● Task requirements:
Collect every row below that contains the word "Circle", matching its case exactly.

● Record set:
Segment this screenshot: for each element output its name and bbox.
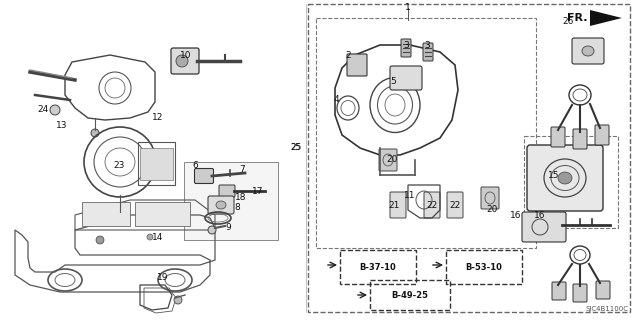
Text: FR.: FR.: [566, 13, 587, 23]
FancyBboxPatch shape: [551, 127, 565, 147]
Text: 20: 20: [486, 205, 498, 214]
FancyBboxPatch shape: [595, 125, 609, 145]
FancyBboxPatch shape: [447, 192, 463, 218]
Ellipse shape: [582, 46, 594, 56]
Text: 12: 12: [152, 114, 164, 123]
Polygon shape: [140, 148, 173, 180]
Circle shape: [91, 129, 99, 137]
FancyBboxPatch shape: [82, 202, 130, 226]
FancyBboxPatch shape: [424, 192, 440, 218]
Text: 10: 10: [180, 51, 192, 60]
FancyBboxPatch shape: [573, 129, 587, 149]
FancyBboxPatch shape: [552, 282, 566, 300]
Text: 24: 24: [37, 106, 49, 115]
FancyBboxPatch shape: [379, 149, 397, 171]
Text: 25: 25: [291, 143, 301, 153]
Text: 19: 19: [157, 274, 169, 283]
Text: 16: 16: [534, 211, 546, 220]
Polygon shape: [590, 10, 622, 26]
Ellipse shape: [216, 201, 226, 209]
Circle shape: [116, 211, 124, 219]
Text: 5: 5: [390, 77, 396, 86]
Text: 14: 14: [152, 234, 164, 243]
Circle shape: [96, 236, 104, 244]
Polygon shape: [184, 162, 278, 240]
Text: 18: 18: [236, 193, 247, 202]
FancyBboxPatch shape: [572, 38, 604, 64]
Text: 22: 22: [449, 201, 461, 210]
Text: 8: 8: [234, 204, 240, 212]
FancyBboxPatch shape: [573, 284, 587, 302]
Text: 2: 2: [345, 51, 351, 60]
Text: 25: 25: [291, 143, 301, 153]
FancyBboxPatch shape: [596, 281, 610, 299]
FancyBboxPatch shape: [219, 185, 235, 197]
FancyBboxPatch shape: [208, 196, 234, 214]
FancyBboxPatch shape: [527, 145, 603, 211]
Circle shape: [174, 296, 182, 304]
FancyBboxPatch shape: [390, 66, 422, 90]
Text: 16: 16: [510, 211, 522, 220]
Text: B-37-10: B-37-10: [360, 262, 396, 271]
Text: 13: 13: [56, 121, 68, 130]
Text: 1: 1: [405, 4, 411, 12]
Text: 21: 21: [388, 201, 400, 210]
Circle shape: [147, 234, 153, 240]
FancyBboxPatch shape: [135, 202, 190, 226]
Text: 15: 15: [548, 171, 560, 180]
Text: 7: 7: [239, 165, 245, 174]
Text: 17: 17: [252, 188, 264, 196]
Circle shape: [50, 105, 60, 115]
FancyBboxPatch shape: [401, 39, 411, 57]
Text: B-53-10: B-53-10: [465, 262, 502, 271]
Text: 3: 3: [424, 41, 430, 50]
Circle shape: [208, 226, 216, 234]
FancyBboxPatch shape: [195, 169, 214, 183]
FancyBboxPatch shape: [390, 192, 406, 218]
Text: 9: 9: [225, 223, 231, 233]
Circle shape: [176, 55, 188, 67]
Text: 22: 22: [426, 201, 438, 210]
Text: B-49-25: B-49-25: [392, 291, 429, 300]
FancyBboxPatch shape: [522, 212, 566, 242]
Text: 23: 23: [113, 161, 125, 170]
Text: 26: 26: [563, 18, 573, 27]
FancyBboxPatch shape: [347, 54, 367, 76]
Text: 6: 6: [192, 161, 198, 170]
Text: SJC4B1100C: SJC4B1100C: [585, 306, 628, 312]
FancyBboxPatch shape: [171, 48, 199, 74]
Text: 3: 3: [403, 41, 409, 50]
Ellipse shape: [558, 172, 572, 184]
FancyBboxPatch shape: [481, 187, 499, 209]
Text: 20: 20: [387, 156, 397, 164]
Text: 4: 4: [333, 95, 339, 105]
Text: 11: 11: [404, 191, 416, 201]
FancyBboxPatch shape: [423, 43, 433, 61]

● Complete response:
Circle shape: [91, 129, 99, 137]
Circle shape: [116, 211, 124, 219]
Circle shape: [96, 236, 104, 244]
Circle shape: [174, 296, 182, 304]
Circle shape: [147, 234, 153, 240]
Circle shape: [50, 105, 60, 115]
Circle shape: [208, 226, 216, 234]
Circle shape: [176, 55, 188, 67]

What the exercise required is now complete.